[Problem to solve]:
Give back the full listing verbatim, apart from its images.
------ Data lines ------
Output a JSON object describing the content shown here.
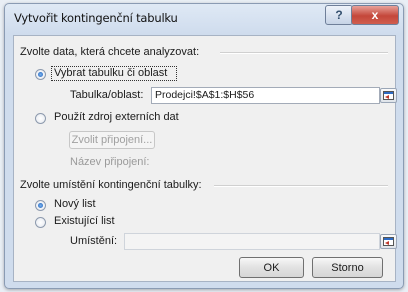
{
  "window": {
    "title": "Vytvořit kontingenční tabulku",
    "help_symbol": "?",
    "close_symbol": "x"
  },
  "data_section": {
    "heading": "Zvolte data, která chcete analyzovat:",
    "option_table_range": "Vybrat tabulku či oblast",
    "table_range_label": "Tabulka/oblast:",
    "table_range_value": "Prodejci!$A$1:$H$56",
    "option_external": "Použít zdroj externích dat",
    "choose_connection_button": "Zvolit připojení...",
    "connection_name_label": "Název připojení:"
  },
  "location_section": {
    "heading": "Zvolte umístění kontingenční tabulky:",
    "option_new_sheet": "Nový list",
    "option_existing_sheet": "Existující list",
    "location_label": "Umístění:",
    "location_value": ""
  },
  "buttons": {
    "ok": "OK",
    "cancel": "Storno"
  },
  "state": {
    "data_source": "table_range",
    "destination": "new_sheet"
  },
  "colors": {
    "accent": "#1d5fb8",
    "close": "#c4473a"
  }
}
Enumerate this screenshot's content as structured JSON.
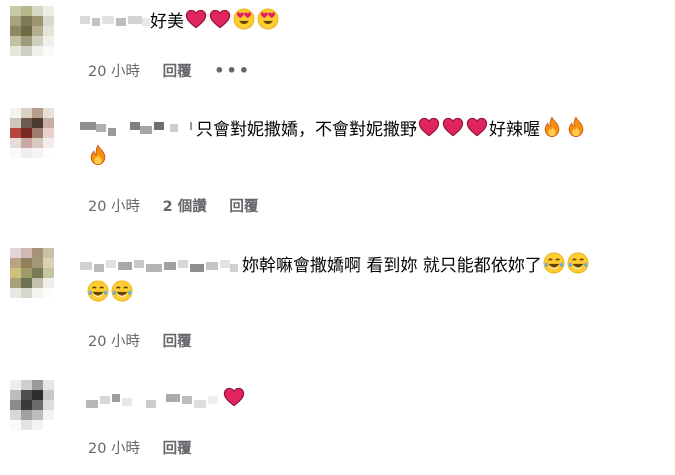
{
  "comments": [
    {
      "text_before": "",
      "text": "好美",
      "emoji": [
        "heart",
        "heart",
        "heart-eyes",
        "heart-eyes"
      ],
      "emoji_line2": [],
      "meta": {
        "time": "20 小時",
        "likes": "",
        "reply": "回覆",
        "more": "•••"
      }
    },
    {
      "text": "只會對妮撒嬌，不會對妮撒野",
      "emoji": [
        "heart",
        "heart",
        "heart"
      ],
      "text_after": "好辣喔",
      "emoji_after": [
        "fire",
        "fire"
      ],
      "emoji_line2": [
        "fire"
      ],
      "meta": {
        "time": "20 小時",
        "likes": "2 個讚",
        "reply": "回覆"
      }
    },
    {
      "text": "妳幹嘛會撒嬌啊 看到妳 就只能都依妳了",
      "emoji": [
        "tears-joy",
        "tears-joy"
      ],
      "emoji_line2": [
        "tears-joy",
        "tears-joy"
      ],
      "meta": {
        "time": "20 小時",
        "likes": "",
        "reply": "回覆"
      }
    },
    {
      "text": "",
      "emoji": [
        "heart"
      ],
      "emoji_line2": [],
      "meta": {
        "time": "20 小時",
        "likes": "",
        "reply": "回覆"
      }
    }
  ],
  "colors": {
    "text": "#050505",
    "meta": "#65676b",
    "heart": "#e0245e",
    "face": "#ffcc33",
    "fire": "#f4900c"
  }
}
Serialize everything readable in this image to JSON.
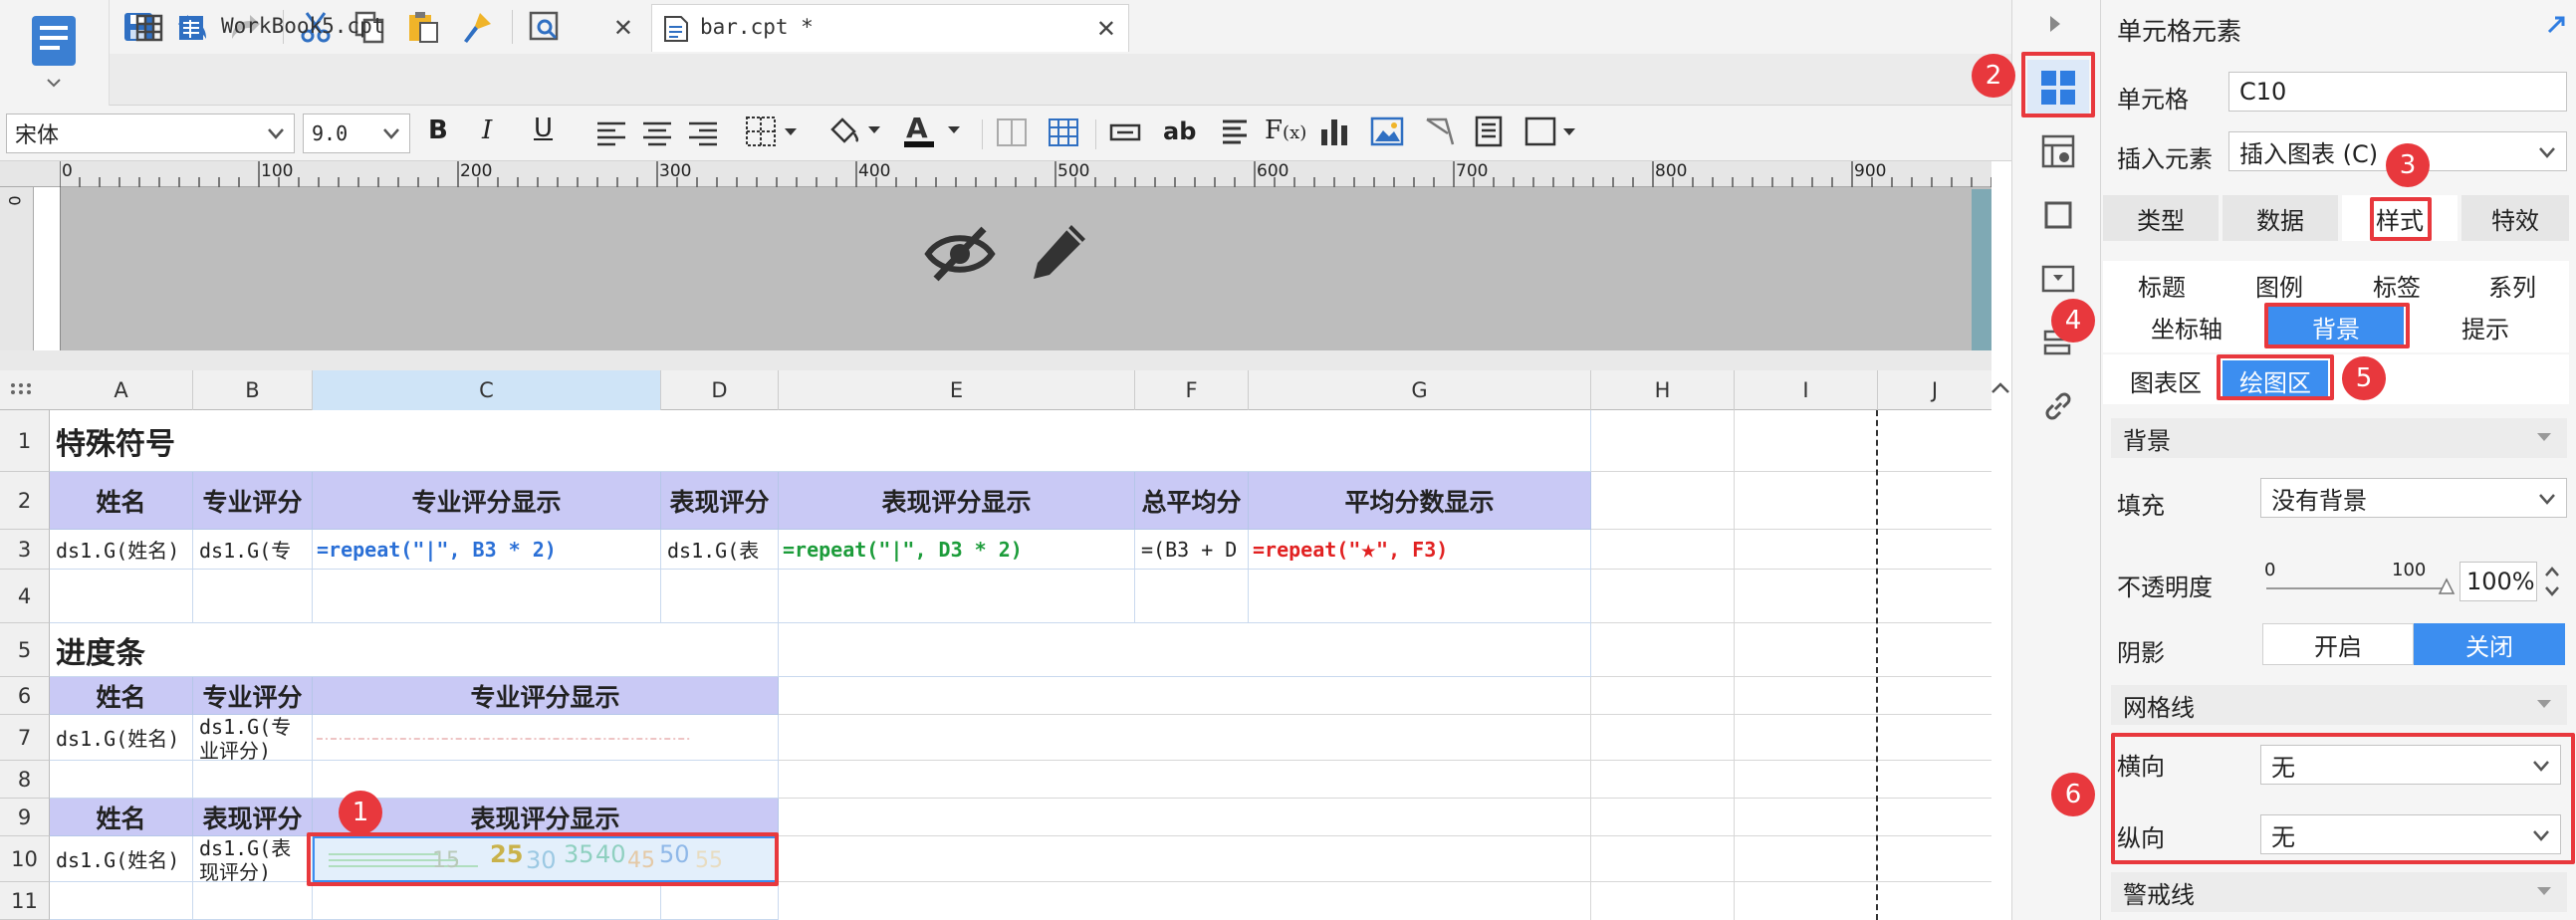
------
[Correct result]:
Output a JSON object describing the content shown here.
{
  "window": {
    "title": "Vytvořit kontingenční tabulku",
    "help_symbol": "?",
    "close_symbol": "x"
  },
  "data_section": {
    "heading": "Zvolte data, která chcete analyzovat:",
    "option_table_range": "Vybrat tabulku či oblast",
    "table_range_label": "Tabulka/oblast:",
    "table_range_value": "Prodejci!$A$1:$H$56",
    "option_external": "Použít zdroj externích dat",
    "choose_connection_button": "Zvolit připojení...",
    "connection_name_label": "Název připojení:"
  },
  "location_section": {
    "heading": "Zvolte umístění kontingenční tabulky:",
    "option_new_sheet": "Nový list",
    "option_existing_sheet": "Existující list",
    "location_label": "Umístění:",
    "location_value": ""
  },
  "buttons": {
    "ok": "OK",
    "cancel": "Storno"
  },
  "state": {
    "data_source": "table_range",
    "destination": "new_sheet"
  },
  "colors": {
    "accent": "#1d5fb8",
    "close": "#c4473a"
  }
}
Enumerate this screenshot's content as structured JSON.
{
  "comments": [
    {
      "text_before": "",
      "text": "好美",
      "emoji": [
        "heart",
        "heart",
        "heart-eyes",
        "heart-eyes"
      ],
      "emoji_line2": [],
      "meta": {
        "time": "20 小時",
        "likes": "",
        "reply": "回覆",
        "more": "•••"
      }
    },
    {
      "text": "只會對妮撒嬌，不會對妮撒野",
      "emoji": [
        "heart",
        "heart",
        "heart"
      ],
      "text_after": "好辣喔",
      "emoji_after": [
        "fire",
        "fire"
      ],
      "emoji_line2": [
        "fire"
      ],
      "meta": {
        "time": "20 小時",
        "likes": "2 個讚",
        "reply": "回覆"
      }
    },
    {
      "text": "妳幹嘛會撒嬌啊 看到妳 就只能都依妳了",
      "emoji": [
        "tears-joy",
        "tears-joy"
      ],
      "emoji_line2": [
        "tears-joy",
        "tears-joy"
      ],
      "meta": {
        "time": "20 小時",
        "likes": "",
        "reply": "回覆"
      }
    },
    {
      "text": "",
      "emoji": [
        "heart"
      ],
      "emoji_line2": [],
      "meta": {
        "time": "20 小時",
        "likes": "",
        "reply": "回覆"
      }
    }
  ],
  "colors": {
    "text": "#050505",
    "meta": "#65676b",
    "heart": "#e0245e",
    "face": "#ffcc33",
    "fire": "#f4900c"
  }
}
Serialize everything readable in this image to JSON.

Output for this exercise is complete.